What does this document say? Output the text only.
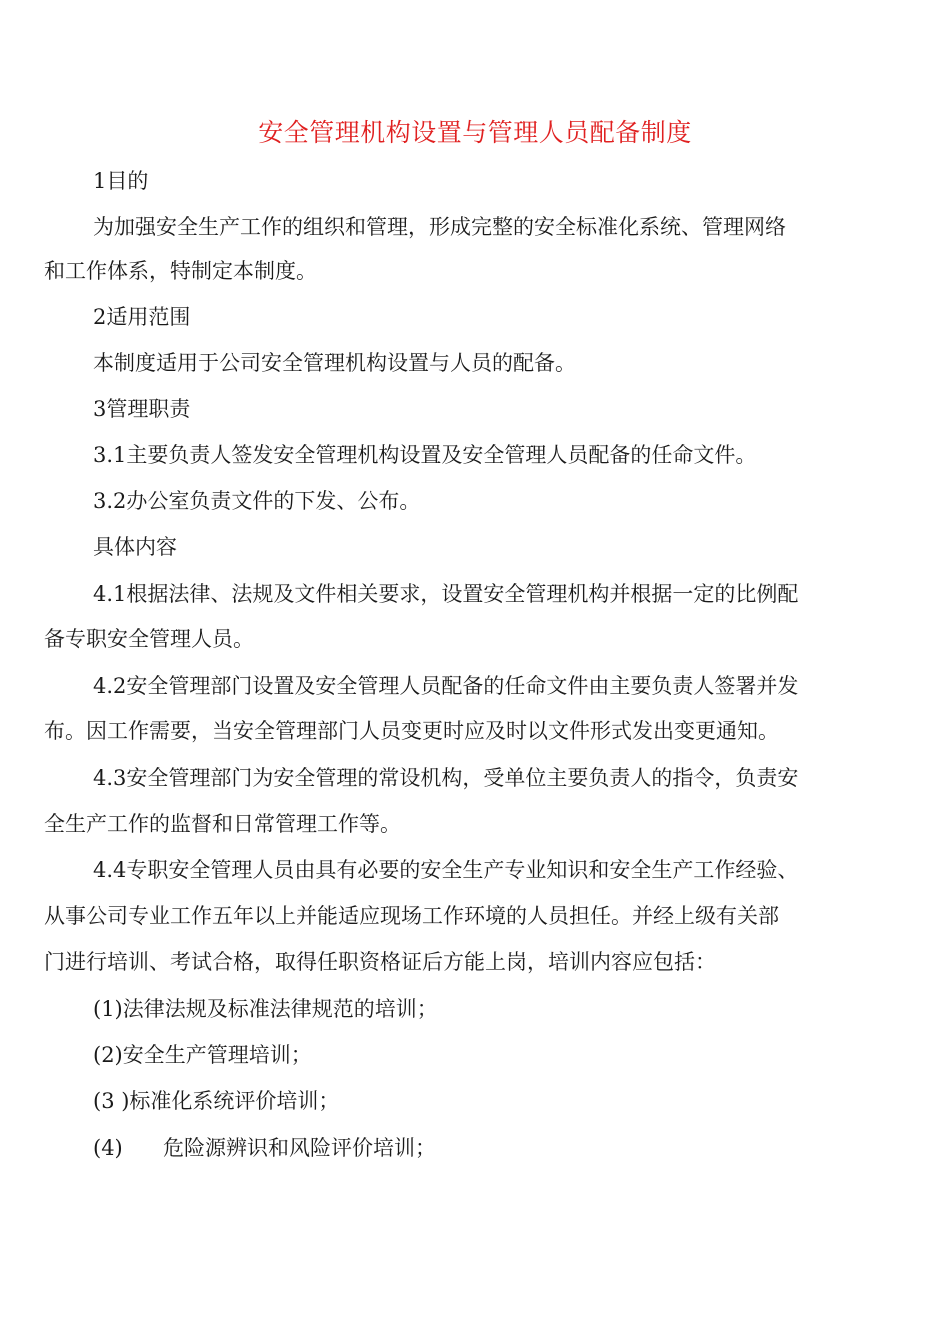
安全管理机构设置与管理人员配备制度
1目的
为加强安全生产工作的组织和管理，形成完整的安全标准化系统、管理网络
和工作体系，特制定本制度。
2适用范围
本制度适用于公司安全管理机构设置与人员的配备。
3管理职责
3.1主要负责人签发安全管理机构设置及安全管理人员配备的任命文件。
3.2办公室负责文件的下发、公布。
具体内容
4.1根据法律、法规及文件相关要求，设置安全管理机构并根据一定的比例配
备专职安全管理人员。
4.2安全管理部门设置及安全管理人员配备的任命文件由主要负责人签署并发
布。因工作需要，当安全管理部门人员变更时应及时以文件形式发出变更通知。
4.3安全管理部门为安全管理的常设机构，受单位主要负责人的指令，负责安
全生产工作的监督和日常管理工作等。
4.4专职安全管理人员由具有必要的安全生产专业知识和安全生产工作经验、
从事公司专业工作五年以上并能适应现场工作环境的人员担任。并经上级有关部
门进行培训、考试合格，取得任职资格证后方能上岗，培训内容应包括：
(1)法律法规及标准法律规范的培训；
(2)安全生产管理培训；
(3 )标准化系统评价培训；
(4) 危险源辨识和风险评价培训；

========================================

● EXERCISE GOAL: Quote the data exactly, leaving every image out of the copy.

● EXERCISE ANSWER:
What does this document say? Output the text only.
安全管理机构设置与管理人员配备制度
1目的
为加强安全生产工作的组织和管理，形成完整的安全标准化系统、管理网络
和工作体系，特制定本制度。
2适用范围
本制度适用于公司安全管理机构设置与人员的配备。
3管理职责
3.1主要负责人签发安全管理机构设置及安全管理人员配备的任命文件。
3.2办公室负责文件的下发、公布。
具体内容
4.1根据法律、法规及文件相关要求，设置安全管理机构并根据一定的比例配
备专职安全管理人员。
4.2安全管理部门设置及安全管理人员配备的任命文件由主要负责人签署并发
布。因工作需要，当安全管理部门人员变更时应及时以文件形式发出变更通知。
4.3安全管理部门为安全管理的常设机构，受单位主要负责人的指令，负责安
全生产工作的监督和日常管理工作等。
4.4专职安全管理人员由具有必要的安全生产专业知识和安全生产工作经验、
从事公司专业工作五年以上并能适应现场工作环境的人员担任。并经上级有关部
门进行培训、考试合格，取得任职资格证后方能上岗，培训内容应包括：
(1)法律法规及标准法律规范的培训；
(2)安全生产管理培训；
(3 )标准化系统评价培训；
(4) 危险源辨识和风险评价培训；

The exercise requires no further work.